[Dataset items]
● ● ●

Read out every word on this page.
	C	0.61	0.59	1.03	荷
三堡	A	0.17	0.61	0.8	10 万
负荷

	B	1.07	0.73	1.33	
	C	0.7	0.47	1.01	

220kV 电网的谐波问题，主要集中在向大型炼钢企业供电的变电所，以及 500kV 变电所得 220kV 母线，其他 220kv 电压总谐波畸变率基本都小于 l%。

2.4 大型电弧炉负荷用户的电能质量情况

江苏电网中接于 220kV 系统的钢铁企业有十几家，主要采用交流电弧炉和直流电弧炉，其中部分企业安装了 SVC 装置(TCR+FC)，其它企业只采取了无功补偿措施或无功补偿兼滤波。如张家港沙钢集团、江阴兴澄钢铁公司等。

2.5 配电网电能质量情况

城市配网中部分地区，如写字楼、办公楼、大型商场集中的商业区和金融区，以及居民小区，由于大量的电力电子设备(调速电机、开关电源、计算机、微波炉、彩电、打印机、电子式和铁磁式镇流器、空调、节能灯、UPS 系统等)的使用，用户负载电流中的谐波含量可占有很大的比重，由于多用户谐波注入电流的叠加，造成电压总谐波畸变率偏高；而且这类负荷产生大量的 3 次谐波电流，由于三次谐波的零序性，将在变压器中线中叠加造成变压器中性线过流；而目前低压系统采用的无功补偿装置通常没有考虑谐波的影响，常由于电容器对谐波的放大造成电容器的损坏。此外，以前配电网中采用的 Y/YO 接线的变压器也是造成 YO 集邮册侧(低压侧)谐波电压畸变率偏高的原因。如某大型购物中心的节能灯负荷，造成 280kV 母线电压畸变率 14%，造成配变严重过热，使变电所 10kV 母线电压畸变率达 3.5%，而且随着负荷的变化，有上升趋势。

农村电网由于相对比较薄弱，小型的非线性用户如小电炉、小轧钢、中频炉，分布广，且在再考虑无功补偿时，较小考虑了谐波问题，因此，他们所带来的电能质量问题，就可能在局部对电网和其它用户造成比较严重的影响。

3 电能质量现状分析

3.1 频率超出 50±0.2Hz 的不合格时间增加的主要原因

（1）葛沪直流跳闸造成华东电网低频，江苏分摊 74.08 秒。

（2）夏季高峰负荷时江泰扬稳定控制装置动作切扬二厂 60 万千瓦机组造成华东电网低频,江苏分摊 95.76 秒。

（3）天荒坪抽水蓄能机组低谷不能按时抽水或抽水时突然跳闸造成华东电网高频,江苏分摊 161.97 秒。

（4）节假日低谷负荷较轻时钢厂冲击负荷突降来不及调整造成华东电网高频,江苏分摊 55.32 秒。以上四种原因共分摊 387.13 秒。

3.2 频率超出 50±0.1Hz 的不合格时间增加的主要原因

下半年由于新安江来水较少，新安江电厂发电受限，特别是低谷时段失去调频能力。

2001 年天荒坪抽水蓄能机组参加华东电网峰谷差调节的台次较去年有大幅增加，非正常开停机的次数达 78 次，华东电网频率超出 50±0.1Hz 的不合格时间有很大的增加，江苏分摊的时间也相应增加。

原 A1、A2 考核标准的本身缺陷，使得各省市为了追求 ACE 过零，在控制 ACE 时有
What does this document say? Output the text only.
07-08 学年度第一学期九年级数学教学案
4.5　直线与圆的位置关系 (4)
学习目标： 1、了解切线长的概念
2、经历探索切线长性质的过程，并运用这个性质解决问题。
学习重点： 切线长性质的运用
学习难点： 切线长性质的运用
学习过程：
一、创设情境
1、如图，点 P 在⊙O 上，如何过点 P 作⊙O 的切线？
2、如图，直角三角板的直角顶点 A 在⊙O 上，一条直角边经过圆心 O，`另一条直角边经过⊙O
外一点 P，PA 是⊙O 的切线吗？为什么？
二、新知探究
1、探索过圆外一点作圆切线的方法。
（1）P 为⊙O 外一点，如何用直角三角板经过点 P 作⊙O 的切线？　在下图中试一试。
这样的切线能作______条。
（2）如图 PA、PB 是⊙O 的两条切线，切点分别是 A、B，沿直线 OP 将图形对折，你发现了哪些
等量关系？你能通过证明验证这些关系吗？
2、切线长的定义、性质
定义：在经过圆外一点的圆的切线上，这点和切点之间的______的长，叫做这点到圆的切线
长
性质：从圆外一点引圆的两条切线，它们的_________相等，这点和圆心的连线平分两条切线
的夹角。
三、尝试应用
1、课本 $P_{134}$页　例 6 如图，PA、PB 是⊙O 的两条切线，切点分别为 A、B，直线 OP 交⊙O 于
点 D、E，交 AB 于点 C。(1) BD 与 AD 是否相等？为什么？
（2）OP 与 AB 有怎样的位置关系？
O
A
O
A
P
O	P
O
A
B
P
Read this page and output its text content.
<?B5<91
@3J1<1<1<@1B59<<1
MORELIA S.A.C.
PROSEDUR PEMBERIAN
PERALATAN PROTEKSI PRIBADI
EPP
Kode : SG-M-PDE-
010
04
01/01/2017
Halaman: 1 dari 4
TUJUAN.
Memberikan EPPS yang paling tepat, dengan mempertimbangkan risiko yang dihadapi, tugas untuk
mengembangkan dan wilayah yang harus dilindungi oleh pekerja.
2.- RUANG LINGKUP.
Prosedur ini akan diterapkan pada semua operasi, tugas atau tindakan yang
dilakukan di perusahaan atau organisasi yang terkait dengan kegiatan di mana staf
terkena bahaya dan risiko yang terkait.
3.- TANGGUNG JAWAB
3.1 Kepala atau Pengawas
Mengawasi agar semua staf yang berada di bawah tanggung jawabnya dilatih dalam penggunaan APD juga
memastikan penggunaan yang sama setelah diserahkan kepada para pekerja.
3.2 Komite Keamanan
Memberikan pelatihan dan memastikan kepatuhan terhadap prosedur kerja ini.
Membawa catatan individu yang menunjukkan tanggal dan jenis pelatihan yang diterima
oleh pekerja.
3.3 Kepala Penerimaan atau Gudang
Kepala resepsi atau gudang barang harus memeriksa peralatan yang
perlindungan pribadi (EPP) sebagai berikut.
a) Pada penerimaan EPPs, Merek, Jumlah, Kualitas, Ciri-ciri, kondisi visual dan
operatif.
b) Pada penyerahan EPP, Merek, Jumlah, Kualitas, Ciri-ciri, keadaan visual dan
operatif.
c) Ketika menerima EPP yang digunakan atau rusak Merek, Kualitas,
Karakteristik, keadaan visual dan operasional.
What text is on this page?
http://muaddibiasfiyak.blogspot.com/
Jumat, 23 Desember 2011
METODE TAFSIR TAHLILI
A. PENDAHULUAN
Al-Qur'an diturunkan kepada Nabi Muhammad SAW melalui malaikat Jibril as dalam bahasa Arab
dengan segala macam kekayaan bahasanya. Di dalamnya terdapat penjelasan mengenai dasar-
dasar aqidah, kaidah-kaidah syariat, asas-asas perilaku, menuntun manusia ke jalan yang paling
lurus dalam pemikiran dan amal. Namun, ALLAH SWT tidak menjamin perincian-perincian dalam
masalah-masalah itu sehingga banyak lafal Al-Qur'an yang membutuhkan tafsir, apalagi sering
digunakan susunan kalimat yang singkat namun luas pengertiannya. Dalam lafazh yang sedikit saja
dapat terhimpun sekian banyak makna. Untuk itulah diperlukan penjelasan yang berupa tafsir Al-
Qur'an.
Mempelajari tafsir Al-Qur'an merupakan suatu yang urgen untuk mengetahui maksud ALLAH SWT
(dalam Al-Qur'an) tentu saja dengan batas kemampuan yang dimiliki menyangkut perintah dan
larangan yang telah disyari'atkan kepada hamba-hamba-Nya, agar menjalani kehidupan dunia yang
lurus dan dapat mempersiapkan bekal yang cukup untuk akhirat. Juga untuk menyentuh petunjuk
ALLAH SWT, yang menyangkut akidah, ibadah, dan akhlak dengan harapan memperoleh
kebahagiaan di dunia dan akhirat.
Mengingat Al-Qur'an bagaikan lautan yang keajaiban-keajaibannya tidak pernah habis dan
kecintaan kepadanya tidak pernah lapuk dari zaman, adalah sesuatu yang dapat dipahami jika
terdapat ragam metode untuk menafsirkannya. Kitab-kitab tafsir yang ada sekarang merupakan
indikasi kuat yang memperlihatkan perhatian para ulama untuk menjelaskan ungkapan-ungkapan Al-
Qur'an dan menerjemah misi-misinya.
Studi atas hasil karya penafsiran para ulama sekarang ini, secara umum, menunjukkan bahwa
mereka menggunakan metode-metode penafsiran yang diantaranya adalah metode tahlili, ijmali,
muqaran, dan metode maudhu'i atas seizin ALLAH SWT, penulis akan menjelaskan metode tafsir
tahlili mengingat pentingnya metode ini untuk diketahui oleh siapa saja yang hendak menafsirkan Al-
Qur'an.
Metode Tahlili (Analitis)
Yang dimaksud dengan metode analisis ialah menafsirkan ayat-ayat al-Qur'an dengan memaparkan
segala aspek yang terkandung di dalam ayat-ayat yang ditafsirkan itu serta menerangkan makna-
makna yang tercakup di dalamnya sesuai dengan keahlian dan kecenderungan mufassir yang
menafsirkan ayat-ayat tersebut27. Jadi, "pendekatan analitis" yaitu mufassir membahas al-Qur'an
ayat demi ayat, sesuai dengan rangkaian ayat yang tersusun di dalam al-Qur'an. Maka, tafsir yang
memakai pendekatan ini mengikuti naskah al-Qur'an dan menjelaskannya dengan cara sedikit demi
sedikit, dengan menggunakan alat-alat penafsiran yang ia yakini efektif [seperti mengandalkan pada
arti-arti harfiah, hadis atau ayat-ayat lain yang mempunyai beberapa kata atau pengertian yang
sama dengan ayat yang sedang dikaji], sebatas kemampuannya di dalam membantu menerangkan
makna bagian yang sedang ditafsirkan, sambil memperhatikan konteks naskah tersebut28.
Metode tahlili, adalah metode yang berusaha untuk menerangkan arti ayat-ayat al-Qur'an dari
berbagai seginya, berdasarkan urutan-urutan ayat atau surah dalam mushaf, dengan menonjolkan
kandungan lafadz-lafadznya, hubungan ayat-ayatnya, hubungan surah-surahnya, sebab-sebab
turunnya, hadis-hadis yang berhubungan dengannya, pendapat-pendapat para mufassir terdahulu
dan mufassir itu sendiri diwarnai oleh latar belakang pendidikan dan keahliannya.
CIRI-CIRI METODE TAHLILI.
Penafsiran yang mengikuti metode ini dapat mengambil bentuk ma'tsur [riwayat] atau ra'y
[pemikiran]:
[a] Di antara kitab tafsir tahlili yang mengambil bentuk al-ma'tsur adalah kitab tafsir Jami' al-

● ● ●

What is asked — Find every line above that contains the word "Kualitas", and return each one.

Worked solution —
a) Pada penerimaan EPPs, Merek, Jumlah, Kualitas, Ciri-ciri, kondisi visual dan
b) Pada penyerahan EPP, Merek, Jumlah, Kualitas, Ciri-ciri, keadaan visual dan
c) Ketika menerima EPP yang digunakan atau rusak Merek, Kualitas,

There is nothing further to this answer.